**Task brief:** Using the data below, tally the lines that include the string "TURKISH". Only the number is wanted.

Saved entries
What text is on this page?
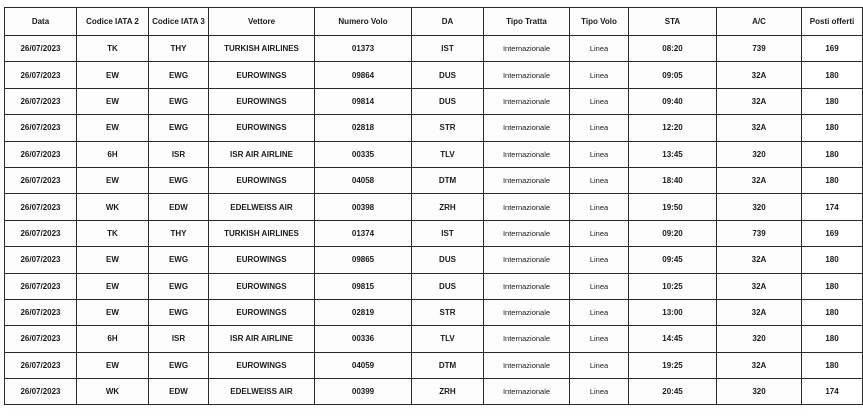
Data	Codice IATA 2	Codice IATA 3	Vettore	Numero Volo	DA	Tipo Tratta	Tipo Volo	STA	A/C	Posti offerti
26/07/2023	TK	THY	TURKISH AIRLINES	01373	IST	Internazionale	Linea	08:20	739	169
26/07/2023	EW	EWG	EUROWINGS	09864	DUS	Internazionale	Linea	09:05	32A	180
26/07/2023	EW	EWG	EUROWINGS	09814	DUS	Internazionale	Linea	09:40	32A	180
26/07/2023	EW	EWG	EUROWINGS	02818	STR	Internazionale	Linea	12:20	32A	180
26/07/2023	6H	ISR	ISR AIR AIRLINE	00335	TLV	Internazionale	Linea	13:45	320	180
26/07/2023	EW	EWG	EUROWINGS	04058	DTM	Internazionale	Linea	18:40	32A	180
26/07/2023	WK	EDW	EDELWEISS AIR	00398	ZRH	Internazionale	Linea	19:50	320	174
26/07/2023	TK	THY	TURKISH AIRLINES	01374	IST	Internazionale	Linea	09:20	739	169
26/07/2023	EW	EWG	EUROWINGS	09865	DUS	Internazionale	Linea	09:45	32A	180
26/07/2023	EW	EWG	EUROWINGS	09815	DUS	Internazionale	Linea	10:25	32A	180
26/07/2023	EW	EWG	EUROWINGS	02819	STR	Internazionale	Linea	13:00	32A	180
26/07/2023	6H	ISR	ISR AIR AIRLINE	00336	TLV	Internazionale	Linea	14:45	320	180
26/07/2023	EW	EWG	EUROWINGS	04059	DTM	Internazionale	Linea	19:25	32A	180
26/07/2023	WK	EDW	EDELWEISS AIR	00399	ZRH	Internazionale	Linea	20:45	320	174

**Result of this exercise:** 2